§ **What you should do**: Return all of the entries exactly as written.

[Saved entries]
════

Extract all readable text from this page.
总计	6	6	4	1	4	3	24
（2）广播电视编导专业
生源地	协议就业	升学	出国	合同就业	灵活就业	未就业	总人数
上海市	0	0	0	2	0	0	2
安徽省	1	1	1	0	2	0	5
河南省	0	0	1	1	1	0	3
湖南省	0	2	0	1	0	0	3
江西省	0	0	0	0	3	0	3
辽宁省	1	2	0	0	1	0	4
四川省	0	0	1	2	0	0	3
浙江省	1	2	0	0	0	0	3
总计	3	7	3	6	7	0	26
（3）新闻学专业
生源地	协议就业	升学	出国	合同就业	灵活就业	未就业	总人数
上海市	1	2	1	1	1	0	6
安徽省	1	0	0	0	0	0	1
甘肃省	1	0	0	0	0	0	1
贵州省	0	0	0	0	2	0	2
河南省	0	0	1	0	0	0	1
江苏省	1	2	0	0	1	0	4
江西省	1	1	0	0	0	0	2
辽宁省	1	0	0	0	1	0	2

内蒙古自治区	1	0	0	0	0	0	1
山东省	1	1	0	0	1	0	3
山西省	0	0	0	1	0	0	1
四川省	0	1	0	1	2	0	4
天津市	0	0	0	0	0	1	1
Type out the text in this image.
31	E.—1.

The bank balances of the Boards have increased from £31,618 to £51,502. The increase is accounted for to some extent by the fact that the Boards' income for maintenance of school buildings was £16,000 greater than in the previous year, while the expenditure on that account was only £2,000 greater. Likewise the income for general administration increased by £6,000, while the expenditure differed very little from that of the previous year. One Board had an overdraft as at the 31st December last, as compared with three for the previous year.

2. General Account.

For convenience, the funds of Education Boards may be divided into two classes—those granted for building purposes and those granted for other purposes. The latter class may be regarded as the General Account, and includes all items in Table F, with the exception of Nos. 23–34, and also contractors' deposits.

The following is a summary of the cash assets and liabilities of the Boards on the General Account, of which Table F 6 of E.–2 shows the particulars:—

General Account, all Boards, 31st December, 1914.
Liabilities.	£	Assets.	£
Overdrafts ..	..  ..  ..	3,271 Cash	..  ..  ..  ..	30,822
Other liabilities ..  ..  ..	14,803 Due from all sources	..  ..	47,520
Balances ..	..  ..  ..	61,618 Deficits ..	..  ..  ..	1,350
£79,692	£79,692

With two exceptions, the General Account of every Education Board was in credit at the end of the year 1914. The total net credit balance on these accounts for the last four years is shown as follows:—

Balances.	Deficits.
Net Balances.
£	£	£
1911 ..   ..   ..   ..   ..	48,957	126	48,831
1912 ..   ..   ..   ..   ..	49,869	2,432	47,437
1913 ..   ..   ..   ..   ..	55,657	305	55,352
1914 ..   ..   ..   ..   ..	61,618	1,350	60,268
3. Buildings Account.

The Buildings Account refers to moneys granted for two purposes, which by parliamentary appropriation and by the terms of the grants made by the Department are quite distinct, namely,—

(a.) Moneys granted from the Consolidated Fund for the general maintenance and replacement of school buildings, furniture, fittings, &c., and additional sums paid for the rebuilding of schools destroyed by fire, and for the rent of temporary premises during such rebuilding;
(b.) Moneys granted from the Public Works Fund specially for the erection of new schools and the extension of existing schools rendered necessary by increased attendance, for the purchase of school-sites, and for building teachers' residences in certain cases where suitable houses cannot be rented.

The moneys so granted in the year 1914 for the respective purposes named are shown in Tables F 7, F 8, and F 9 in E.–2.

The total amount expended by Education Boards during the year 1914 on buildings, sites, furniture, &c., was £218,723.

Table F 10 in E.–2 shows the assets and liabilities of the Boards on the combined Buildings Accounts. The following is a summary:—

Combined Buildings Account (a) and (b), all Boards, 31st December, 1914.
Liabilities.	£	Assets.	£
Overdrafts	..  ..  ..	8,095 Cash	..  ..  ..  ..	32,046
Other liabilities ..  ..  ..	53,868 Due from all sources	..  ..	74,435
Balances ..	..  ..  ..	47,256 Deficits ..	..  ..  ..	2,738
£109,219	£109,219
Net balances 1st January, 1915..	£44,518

════

§ **Response**:
Extract all readable text from this page.
总计	6	6	4	1	4	3	24
（2）广播电视编导专业
生源地	协议就业	升学	出国	合同就业	灵活就业	未就业	总人数
上海市	0	0	0	2	0	0	2
安徽省	1	1	1	0	2	0	5
河南省	0	0	1	1	1	0	3
湖南省	0	2	0	1	0	0	3
江西省	0	0	0	0	3	0	3
辽宁省	1	2	0	0	1	0	4
四川省	0	0	1	2	0	0	3
浙江省	1	2	0	0	0	0	3
总计	3	7	3	6	7	0	26
（3）新闻学专业
生源地	协议就业	升学	出国	合同就业	灵活就业	未就业	总人数
上海市	1	2	1	1	1	0	6
安徽省	1	0	0	0	0	0	1
甘肃省	1	0	0	0	0	0	1
贵州省	0	0	0	0	2	0	2
河南省	0	0	1	0	0	0	1
江苏省	1	2	0	0	1	0	4
江西省	1	1	0	0	0	0	2
辽宁省	1	0	0	0	1	0	2

内蒙古自治区	1	0	0	0	0	0	1
山东省	1	1	0	0	1	0	3
山西省	0	0	0	1	0	0	1
四川省	0	1	0	1	2	0	4
天津市	0	0	0	0	0	1	1
Type out the text in this image.
31	E.—1.

The bank balances of the Boards have increased from £31,618 to £51,502. The increase is accounted for to some extent by the fact that the Boards' income for maintenance of school buildings was £16,000 greater than in the previous year, while the expenditure on that account was only £2,000 greater. Likewise the income for general administration increased by £6,000, while the expenditure differed very little from that of the previous year. One Board had an overdraft as at the 31st December last, as compared with three for the previous year.

2. General Account.

For convenience, the funds of Education Boards may be divided into two classes—those granted for building purposes and those granted for other purposes. The latter class may be regarded as the General Account, and includes all items in Table F, with the exception of Nos. 23–34, and also contractors' deposits.

The following is a summary of the cash assets and liabilities of the Boards on the General Account, of which Table F 6 of E.–2 shows the particulars:—

General Account, all Boards, 31st December, 1914.
Liabilities.	£	Assets.	£
Overdrafts ..	..  ..  ..	3,271 Cash	..  ..  ..  ..	30,822
Other liabilities ..  ..  ..	14,803 Due from all sources	..  ..	47,520
Balances ..	..  ..  ..	61,618 Deficits ..	..  ..  ..	1,350
£79,692	£79,692

With two exceptions, the General Account of every Education Board was in credit at the end of the year 1914. The total net credit balance on these accounts for the last four years is shown as follows:—

Balances.	Deficits.
Net Balances.
£	£	£
1911 ..   ..   ..   ..   ..	48,957	126	48,831
1912 ..   ..   ..   ..   ..	49,869	2,432	47,437
1913 ..   ..   ..   ..   ..	55,657	305	55,352
1914 ..   ..   ..   ..   ..	61,618	1,350	60,268
3. Buildings Account.

The Buildings Account refers to moneys granted for two purposes, which by parliamentary appropriation and by the terms of the grants made by the Department are quite distinct, namely,—

(a.) Moneys granted from the Consolidated Fund for the general maintenance and replacement of school buildings, furniture, fittings, &c., and additional sums paid for the rebuilding of schools destroyed by fire, and for the rent of temporary premises during such rebuilding;
(b.) Moneys granted from the Public Works Fund specially for the erection of new schools and the extension of existing schools rendered necessary by increased attendance, for the purchase of school-sites, and for building teachers' residences in certain cases where suitable houses cannot be rented.

The moneys so granted in the year 1914 for the respective purposes named are shown in Tables F 7, F 8, and F 9 in E.–2.

The total amount expended by Education Boards during the year 1914 on buildings, sites, furniture, &c., was £218,723.

Table F 10 in E.–2 shows the assets and liabilities of the Boards on the combined Buildings Accounts. The following is a summary:—

Combined Buildings Account (a) and (b), all Boards, 31st December, 1914.
Liabilities.	£	Assets.	£
Overdrafts	..  ..  ..	8,095 Cash	..  ..  ..  ..	32,046
Other liabilities ..  ..  ..	53,868 Due from all sources	..  ..	74,435
Balances ..	..  ..  ..	47,256 Deficits ..	..  ..  ..	2,738
£109,219	£109,219
Net balances 1st January, 1915..	£44,518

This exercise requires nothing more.